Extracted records
*****

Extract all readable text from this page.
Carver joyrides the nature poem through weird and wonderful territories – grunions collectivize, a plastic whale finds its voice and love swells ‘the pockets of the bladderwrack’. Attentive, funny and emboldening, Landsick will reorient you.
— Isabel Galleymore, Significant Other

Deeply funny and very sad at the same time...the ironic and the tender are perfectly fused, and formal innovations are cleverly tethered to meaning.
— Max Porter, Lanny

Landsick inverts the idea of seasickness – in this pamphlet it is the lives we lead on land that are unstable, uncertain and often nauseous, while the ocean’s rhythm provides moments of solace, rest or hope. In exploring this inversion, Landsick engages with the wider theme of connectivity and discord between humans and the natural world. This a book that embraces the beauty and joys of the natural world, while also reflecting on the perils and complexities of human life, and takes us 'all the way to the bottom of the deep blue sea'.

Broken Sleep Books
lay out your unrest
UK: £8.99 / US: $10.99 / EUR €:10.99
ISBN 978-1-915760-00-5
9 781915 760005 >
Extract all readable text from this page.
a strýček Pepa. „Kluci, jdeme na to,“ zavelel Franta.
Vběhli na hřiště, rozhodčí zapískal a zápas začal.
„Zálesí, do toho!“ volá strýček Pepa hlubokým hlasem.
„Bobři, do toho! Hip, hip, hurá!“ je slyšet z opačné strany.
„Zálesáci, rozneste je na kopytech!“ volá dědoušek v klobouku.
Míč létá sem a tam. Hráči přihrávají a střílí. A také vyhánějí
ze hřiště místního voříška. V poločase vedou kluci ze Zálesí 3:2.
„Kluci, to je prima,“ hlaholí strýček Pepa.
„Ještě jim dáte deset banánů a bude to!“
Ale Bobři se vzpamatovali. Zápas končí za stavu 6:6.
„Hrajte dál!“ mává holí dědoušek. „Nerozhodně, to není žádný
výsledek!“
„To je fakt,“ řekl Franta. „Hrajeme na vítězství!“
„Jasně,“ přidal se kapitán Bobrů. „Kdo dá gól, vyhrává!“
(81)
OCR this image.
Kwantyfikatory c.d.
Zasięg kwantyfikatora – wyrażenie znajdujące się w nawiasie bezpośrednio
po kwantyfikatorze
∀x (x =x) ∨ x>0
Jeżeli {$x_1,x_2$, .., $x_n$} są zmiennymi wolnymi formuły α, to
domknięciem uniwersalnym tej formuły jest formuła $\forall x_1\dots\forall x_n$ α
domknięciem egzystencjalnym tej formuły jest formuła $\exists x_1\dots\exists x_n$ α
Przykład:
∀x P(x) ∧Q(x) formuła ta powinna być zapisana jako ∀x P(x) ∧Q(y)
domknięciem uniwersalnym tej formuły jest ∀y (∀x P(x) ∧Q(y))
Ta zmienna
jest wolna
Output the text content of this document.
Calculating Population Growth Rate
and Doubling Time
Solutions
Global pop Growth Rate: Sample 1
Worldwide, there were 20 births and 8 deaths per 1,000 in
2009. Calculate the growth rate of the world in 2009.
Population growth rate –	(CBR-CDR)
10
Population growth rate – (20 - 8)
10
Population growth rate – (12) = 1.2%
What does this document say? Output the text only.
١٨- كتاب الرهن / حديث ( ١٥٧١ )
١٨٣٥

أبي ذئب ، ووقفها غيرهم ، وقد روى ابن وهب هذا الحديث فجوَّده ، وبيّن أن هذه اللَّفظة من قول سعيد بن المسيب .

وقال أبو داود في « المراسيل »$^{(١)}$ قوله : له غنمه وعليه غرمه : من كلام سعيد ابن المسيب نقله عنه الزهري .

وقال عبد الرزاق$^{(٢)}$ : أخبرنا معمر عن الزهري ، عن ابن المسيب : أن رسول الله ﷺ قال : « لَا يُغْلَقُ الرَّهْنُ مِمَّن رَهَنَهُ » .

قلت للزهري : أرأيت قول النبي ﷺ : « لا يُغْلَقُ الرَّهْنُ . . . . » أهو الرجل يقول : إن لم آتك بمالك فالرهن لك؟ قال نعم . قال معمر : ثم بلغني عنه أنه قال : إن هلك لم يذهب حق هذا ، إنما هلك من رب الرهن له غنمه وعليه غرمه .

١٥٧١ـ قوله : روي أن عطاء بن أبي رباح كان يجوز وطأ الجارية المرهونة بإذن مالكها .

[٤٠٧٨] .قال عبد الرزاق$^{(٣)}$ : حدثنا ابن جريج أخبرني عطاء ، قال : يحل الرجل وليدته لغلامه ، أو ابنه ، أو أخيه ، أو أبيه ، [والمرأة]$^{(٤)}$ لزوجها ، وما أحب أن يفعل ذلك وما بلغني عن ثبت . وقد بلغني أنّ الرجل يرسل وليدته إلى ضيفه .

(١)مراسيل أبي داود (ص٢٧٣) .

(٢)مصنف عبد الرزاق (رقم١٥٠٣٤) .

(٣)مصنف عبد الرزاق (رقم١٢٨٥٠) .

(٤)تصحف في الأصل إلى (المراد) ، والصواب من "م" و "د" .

*****

Go through the listing and copy all of it exactly.

Extract all readable text from this page.
Carver joyrides the nature poem through weird and wonderful territories – grunions collectivize, a plastic whale finds its voice and love swells ‘the pockets of the bladderwrack’. Attentive, funny and emboldening, Landsick will reorient you.
— Isabel Galleymore, Significant Other

Deeply funny and very sad at the same time...the ironic and the tender are perfectly fused, and formal innovations are cleverly tethered to meaning.
— Max Porter, Lanny

Landsick inverts the idea of seasickness – in this pamphlet it is the lives we lead on land that are unstable, uncertain and often nauseous, while the ocean’s rhythm provides moments of solace, rest or hope. In exploring this inversion, Landsick engages with the wider theme of connectivity and discord between humans and the natural world. This a book that embraces the beauty and joys of the natural world, while also reflecting on the perils and complexities of human life, and takes us 'all the way to the bottom of the deep blue sea'.

Broken Sleep Books
lay out your unrest
UK: £8.99 / US: $10.99 / EUR €:10.99
ISBN 978-1-915760-00-5
9 781915 760005 >
Extract all readable text from this page.
a strýček Pepa. „Kluci, jdeme na to,“ zavelel Franta.
Vběhli na hřiště, rozhodčí zapískal a zápas začal.
„Zálesí, do toho!“ volá strýček Pepa hlubokým hlasem.
„Bobři, do toho! Hip, hip, hurá!“ je slyšet z opačné strany.
„Zálesáci, rozneste je na kopytech!“ volá dědoušek v klobouku.
Míč létá sem a tam. Hráči přihrávají a střílí. A také vyhánějí
ze hřiště místního voříška. V poločase vedou kluci ze Zálesí 3:2.
„Kluci, to je prima,“ hlaholí strýček Pepa.
„Ještě jim dáte deset banánů a bude to!“
Ale Bobři se vzpamatovali. Zápas končí za stavu 6:6.
„Hrajte dál!“ mává holí dědoušek. „Nerozhodně, to není žádný
výsledek!“
„To je fakt,“ řekl Franta. „Hrajeme na vítězství!“
„Jasně,“ přidal se kapitán Bobrů. „Kdo dá gól, vyhrává!“
(81)
OCR this image.
Kwantyfikatory c.d.
Zasięg kwantyfikatora – wyrażenie znajdujące się w nawiasie bezpośrednio
po kwantyfikatorze
∀x (x =x) ∨ x>0
Jeżeli {$x_1,x_2$, .., $x_n$} są zmiennymi wolnymi formuły α, to
domknięciem uniwersalnym tej formuły jest formuła $\forall x_1\dots\forall x_n$ α
domknięciem egzystencjalnym tej formuły jest formuła $\exists x_1\dots\exists x_n$ α
Przykład:
∀x P(x) ∧Q(x) formuła ta powinna być zapisana jako ∀x P(x) ∧Q(y)
domknięciem uniwersalnym tej formuły jest ∀y (∀x P(x) ∧Q(y))
Ta zmienna
jest wolna
Output the text content of this document.
Calculating Population Growth Rate
and Doubling Time
Solutions
Global pop Growth Rate: Sample 1
Worldwide, there were 20 births and 8 deaths per 1,000 in
2009. Calculate the growth rate of the world in 2009.
Population growth rate –	(CBR-CDR)
10
Population growth rate – (20 - 8)
10
Population growth rate – (12) = 1.2%
What does this document say? Output the text only.
١٨- كتاب الرهن / حديث ( ١٥٧١ )
١٨٣٥

أبي ذئب ، ووقفها غيرهم ، وقد روى ابن وهب هذا الحديث فجوَّده ، وبيّن أن هذه اللَّفظة من قول سعيد بن المسيب .

وقال أبو داود في « المراسيل »$^{(١)}$ قوله : له غنمه وعليه غرمه : من كلام سعيد ابن المسيب نقله عنه الزهري .

وقال عبد الرزاق$^{(٢)}$ : أخبرنا معمر عن الزهري ، عن ابن المسيب : أن رسول الله ﷺ قال : « لَا يُغْلَقُ الرَّهْنُ مِمَّن رَهَنَهُ » .

قلت للزهري : أرأيت قول النبي ﷺ : « لا يُغْلَقُ الرَّهْنُ . . . . » أهو الرجل يقول : إن لم آتك بمالك فالرهن لك؟ قال نعم . قال معمر : ثم بلغني عنه أنه قال : إن هلك لم يذهب حق هذا ، إنما هلك من رب الرهن له غنمه وعليه غرمه .

١٥٧١ـ قوله : روي أن عطاء بن أبي رباح كان يجوز وطأ الجارية المرهونة بإذن مالكها .

[٤٠٧٨] .قال عبد الرزاق$^{(٣)}$ : حدثنا ابن جريج أخبرني عطاء ، قال : يحل الرجل وليدته لغلامه ، أو ابنه ، أو أخيه ، أو أبيه ، [والمرأة]$^{(٤)}$ لزوجها ، وما أحب أن يفعل ذلك وما بلغني عن ثبت . وقد بلغني أنّ الرجل يرسل وليدته إلى ضيفه .

(١)مراسيل أبي داود (ص٢٧٣) .

(٢)مصنف عبد الرزاق (رقم١٥٠٣٤) .

(٣)مصنف عبد الرزاق (رقم١٢٨٥٠) .

(٤)تصحف في الأصل إلى (المراد) ، والصواب من "م" و "د" .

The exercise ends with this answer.